● **What needs to be done**
Starting at the line that contains "menu-window[interactable]: Window [327, 3, 369, 13]" and ending at the line that contains "library-group-row[interactable]: › Skillshare", output those lines of the records as a JSON list of strings, one string per line and both end lines included, leaving out any blank lines.
:::::
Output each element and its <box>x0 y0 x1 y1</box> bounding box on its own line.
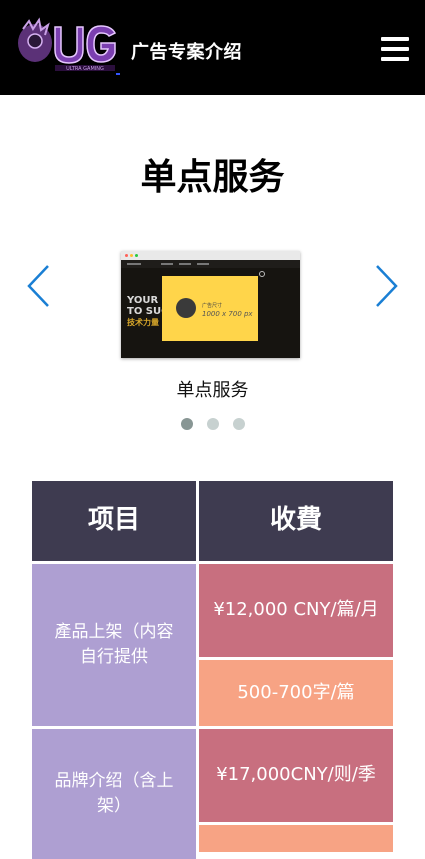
carousel-dot-1[interactable] <box>181 418 193 430</box>
ad-placeholder-box: 广告尺寸 1000 x 700 px <box>162 276 258 341</box>
logo-link-underline <box>116 73 120 75</box>
table-cell-item: 產品上架（内容自行提供 <box>32 564 196 726</box>
page-title: 广告专案介绍 <box>131 42 242 63</box>
carousel-slide-image[interactable]: YOUR SHI TO SUC 技术力量 广告尺寸 1000 x 700 px <box>121 251 300 358</box>
carousel-dot-3[interactable] <box>233 418 245 430</box>
brand-logo[interactable]: ULTRA GAMING <box>15 17 119 73</box>
hamburger-menu-button[interactable] <box>381 37 409 63</box>
mock-site-nav <box>121 260 300 268</box>
carousel-dot-2[interactable] <box>207 418 219 430</box>
top-bar: ULTRA GAMING 广告专案介绍 <box>0 0 425 95</box>
section-title: 单点服务 <box>140 157 285 198</box>
table-header-item: 项目 <box>32 481 196 561</box>
carousel-pagination <box>181 418 245 430</box>
ad-size-value: 1000 x 700 px <box>202 310 253 318</box>
table-cell-fee: ¥17,000CNY/则/季 <box>199 729 393 822</box>
hamburger-icon <box>381 37 409 41</box>
table-cell-item: 品牌介绍（含上架） <box>32 729 196 859</box>
svg-text:ULTRA GAMING: ULTRA GAMING <box>66 66 104 72</box>
chevron-right-icon <box>376 265 398 307</box>
carousel-prev-button[interactable] <box>24 262 54 310</box>
carousel-next-button[interactable] <box>371 262 401 310</box>
ad-logo-circle <box>176 298 196 318</box>
carousel-caption: 单点服务 <box>176 380 249 401</box>
mock-browser-bar <box>121 251 300 260</box>
table-header-fee: 收費 <box>199 481 393 561</box>
close-icon <box>259 271 265 277</box>
ad-size-label: 广告尺寸 <box>202 303 223 309</box>
table-cell-fee-detail: 500-700字/篇 <box>199 660 393 726</box>
table-cell-fee-detail <box>199 825 393 852</box>
table-cell-fee: ¥12,000 CNY/篇/月 <box>199 564 393 657</box>
chevron-left-icon <box>27 265 49 307</box>
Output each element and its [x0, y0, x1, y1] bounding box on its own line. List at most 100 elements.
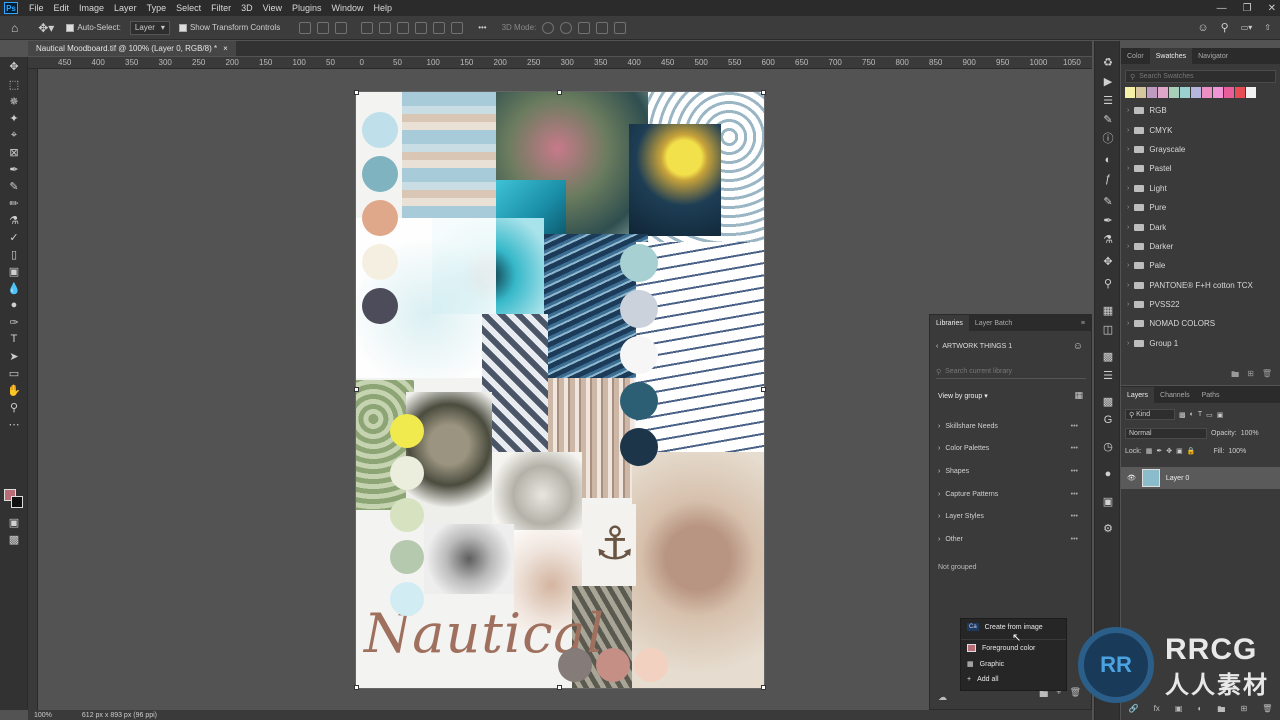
menu-window[interactable]: Window [327, 3, 369, 13]
blend-mode-dropdown[interactable]: Normal [1125, 428, 1207, 439]
history-brush-icon[interactable]: ✓ [7, 230, 21, 244]
swatch-group-row[interactable]: › CMYK [1121, 120, 1280, 139]
character-icon[interactable]: ▦ [1101, 303, 1115, 317]
tool-presets-icon[interactable]: ✥ [1101, 254, 1115, 268]
chevron-right-icon[interactable]: › [1127, 204, 1129, 211]
clone-stamp-icon[interactable]: ⚗ [7, 213, 21, 227]
foreground-color-item[interactable]: Foreground color [967, 644, 1035, 652]
blur-tool-icon[interactable]: 💧 [7, 281, 21, 295]
menu-filter[interactable]: Filter [206, 3, 236, 13]
more-options-icon[interactable]: ••• [1071, 468, 1078, 475]
properties-icon[interactable]: ✎ [1101, 112, 1115, 126]
layer-row[interactable]: 👁 Layer 0 [1121, 467, 1280, 489]
swatch-group-row[interactable]: › Light [1121, 179, 1280, 198]
tab-navigator[interactable]: Navigator [1192, 48, 1234, 64]
library-group-row[interactable]: › Skillshare Needs ••• [938, 419, 1078, 433]
new-swatch-icon[interactable]: ⊞ [1247, 369, 1254, 383]
hand-tool-icon[interactable]: ✋ [7, 383, 21, 397]
quick-mask-icon[interactable]: ▣ [7, 515, 21, 529]
channels-icon[interactable]: ▩ [1101, 394, 1115, 408]
transform-handle-br[interactable] [761, 685, 766, 690]
distribute-v-icon[interactable] [451, 21, 464, 34]
swatch-group-row[interactable]: › RGB [1121, 101, 1280, 120]
pen-tool-icon[interactable]: ✑ [7, 315, 21, 329]
move-tool-icon[interactable]: ✥ [7, 59, 21, 73]
distribute-h-icon[interactable] [433, 21, 446, 34]
quick-select-tool-icon[interactable]: ✦ [7, 111, 21, 125]
transform-handle-bl[interactable] [354, 685, 359, 690]
swatch-group-row[interactable]: › Pale [1121, 256, 1280, 275]
menu-select[interactable]: Select [171, 3, 206, 13]
menu-image[interactable]: Image [74, 3, 109, 13]
distribute-icon[interactable] [415, 21, 428, 34]
type-tool-icon[interactable]: T [7, 332, 21, 346]
type-filter-icon[interactable]: T [1198, 411, 1202, 418]
library-search-input[interactable]: ⚲ Search current library [936, 365, 1086, 379]
zoom-tool-icon[interactable]: ⚲ [7, 400, 21, 414]
opacity-value[interactable]: 100% [1241, 430, 1259, 437]
more-options-icon[interactable]: ••• [1071, 513, 1078, 520]
shape-filter-icon[interactable]: ▭ [1206, 411, 1213, 419]
chevron-right-icon[interactable]: › [1127, 165, 1129, 172]
lasso-tool-icon[interactable]: ✵ [7, 94, 21, 108]
more-options-icon[interactable]: ••• [1071, 445, 1078, 452]
path-select-tool-icon[interactable]: ➤ [7, 349, 21, 363]
swatch-circle-icon[interactable]: ● [1101, 467, 1115, 481]
layer-mask-icon[interactable]: ▣ [1175, 704, 1183, 718]
cloud-icon[interactable]: ☁ [938, 692, 947, 703]
transform-handle-tr[interactable] [761, 90, 766, 95]
chevron-right-icon[interactable]: › [1127, 146, 1129, 153]
layer-name[interactable]: Layer 0 [1166, 475, 1189, 482]
swatch-color[interactable] [1147, 87, 1157, 98]
swatch-group-row[interactable]: › Pastel [1121, 159, 1280, 178]
pixel-filter-icon[interactable]: ▩ [1179, 411, 1186, 419]
align-center-icon[interactable] [317, 21, 330, 34]
delete-icon[interactable]: 🗑 [1070, 687, 1081, 703]
eraser-tool-icon[interactable]: ▯ [7, 247, 21, 261]
layer-style-icon[interactable]: fx [1154, 704, 1160, 718]
swatch-group-row[interactable]: › PANTONE® F+H cotton TCX [1121, 276, 1280, 295]
chevron-right-icon[interactable]: › [1127, 262, 1129, 269]
healing-brush-icon[interactable]: ✎ [7, 179, 21, 193]
lock-pixels-icon[interactable]: ▦ [1146, 447, 1153, 455]
delete-layer-icon[interactable]: 🗑 [1262, 704, 1272, 718]
swatch-color[interactable] [1158, 87, 1168, 98]
lock-position-icon[interactable]: ✥ [1166, 447, 1172, 455]
swatch-color[interactable] [1125, 87, 1135, 98]
chevron-right-icon[interactable]: › [1127, 320, 1129, 327]
close-icon[interactable]: ✕ [1268, 3, 1276, 14]
library-group-row[interactable]: › Other ••• [938, 533, 1078, 547]
minimize-icon[interactable]: — [1217, 3, 1227, 14]
search-icon[interactable]: ⚲ [1218, 20, 1232, 36]
clone-source-icon[interactable]: ⚗ [1101, 232, 1115, 246]
chevron-right-icon[interactable]: › [1127, 185, 1129, 192]
transform-handle-bc[interactable] [557, 685, 562, 690]
background-color-swatch[interactable] [11, 496, 23, 508]
fill-value[interactable]: 100% [1228, 448, 1246, 455]
more-options-icon[interactable]: ••• [1071, 491, 1078, 498]
chevron-right-icon[interactable]: › [1127, 282, 1129, 289]
color-wheel-icon[interactable]: ◐ [1101, 153, 1115, 167]
brush-settings-icon[interactable]: ✎ [1101, 194, 1115, 208]
adjustment-filter-icon[interactable]: ◐ [1190, 411, 1194, 418]
chevron-right-icon[interactable]: › [938, 491, 940, 498]
new-group-icon[interactable]: 🖿 [1217, 704, 1225, 718]
kind-filter-dropdown[interactable]: ⚲ Kind [1125, 409, 1175, 420]
swatch-group-row[interactable]: › NOMAD COLORS [1121, 314, 1280, 333]
moodboard-document[interactable]: ⚓ Nautical [356, 92, 764, 688]
3d-pan-icon[interactable] [578, 21, 591, 34]
library-group-row[interactable]: › Shapes ••• [938, 464, 1078, 478]
menu-layer[interactable]: Layer [109, 3, 142, 13]
create-from-image-item[interactable]: Ca Create from image [967, 623, 1043, 631]
adjustment-layer-icon[interactable]: ◐ [1197, 704, 1202, 718]
chevron-right-icon[interactable]: › [938, 513, 940, 520]
transform-controls-checkbox[interactable]: Show Transform Controls [176, 20, 283, 36]
chevron-right-icon[interactable]: › [1127, 224, 1129, 231]
eyedropper-tool-icon[interactable]: ✒ [7, 162, 21, 176]
transform-handle-ml[interactable] [354, 387, 359, 392]
actions-play-icon[interactable]: ▶ [1101, 74, 1115, 88]
adjustments-icon[interactable]: ☰ [1101, 93, 1115, 107]
more-options-icon[interactable]: ••• [475, 20, 489, 36]
align-right-icon[interactable] [335, 21, 348, 34]
tab-layer-batch[interactable]: Layer Batch [969, 315, 1018, 331]
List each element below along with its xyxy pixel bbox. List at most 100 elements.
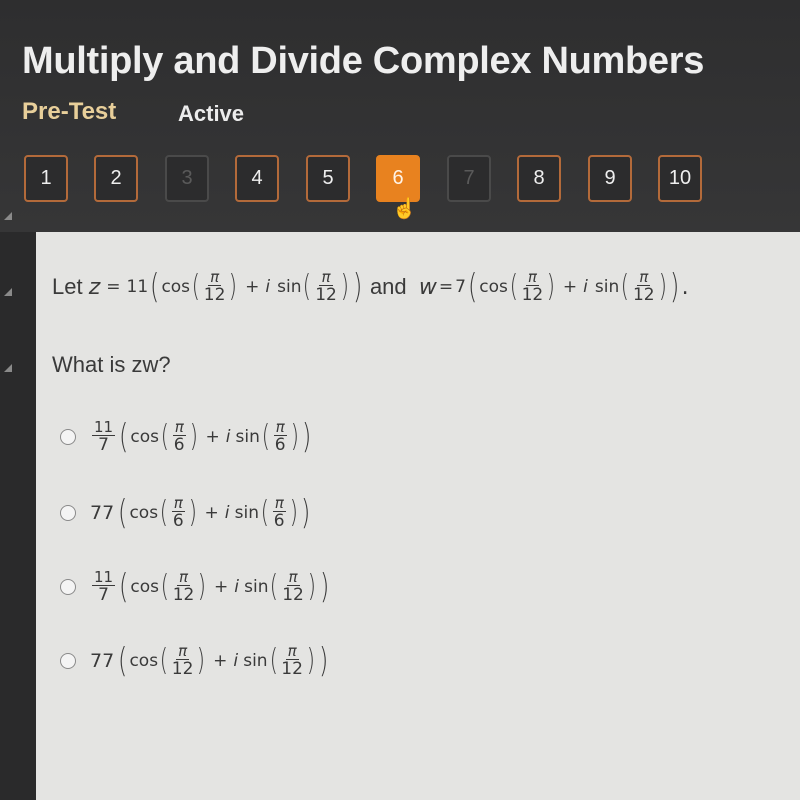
:::::
● **Result below**
[
  "menu-window[interactable]: Window [327, 3, 369, 13]",
  "blend-mode-dropdown[interactable]: Normal [1125, 428, 1207, 439]",
  "history-brush-icon[interactable]: ✓ [7, 230, 21, 244]",
  "swatch-group-row[interactable]: › CMYK [1121, 120, 1280, 139]",
  "character-icon[interactable]: ▦ [1101, 303, 1115, 317]",
  "tool-presets-icon[interactable]: ✥ [1101, 254, 1115, 268]",
  "chevron-right-icon[interactable]: › [1127, 204, 1129, 211]",
  "clone-stamp-icon[interactable]: ⚗ [7, 213, 21, 227]",
  "foreground-color-item[interactable]: Foreground color [967, 644, 1035, 652]",
  "blur-tool-icon[interactable]: 💧 [7, 281, 21, 295]",
  "menu-filter[interactable]: Filter [206, 3, 236, 13]",
  "more-options-icon[interactable]: ••• [1071, 468, 1078, 475]",
  "properties-icon[interactable]: ✎ [1101, 112, 1115, 126]",
  "layer-row[interactable]: 👁 Layer 0 [1121, 467, 1280, 489]",
  "swatch-group-row[interactable]: › Light [1121, 179, 1280, 198]",
  "tab-navigator[interactable]: Navigator [1192, 48, 1234, 64]",
  "library-group-row[interactable]: › Skillshare Needs ••• [938, 419, 1078, 433]"
]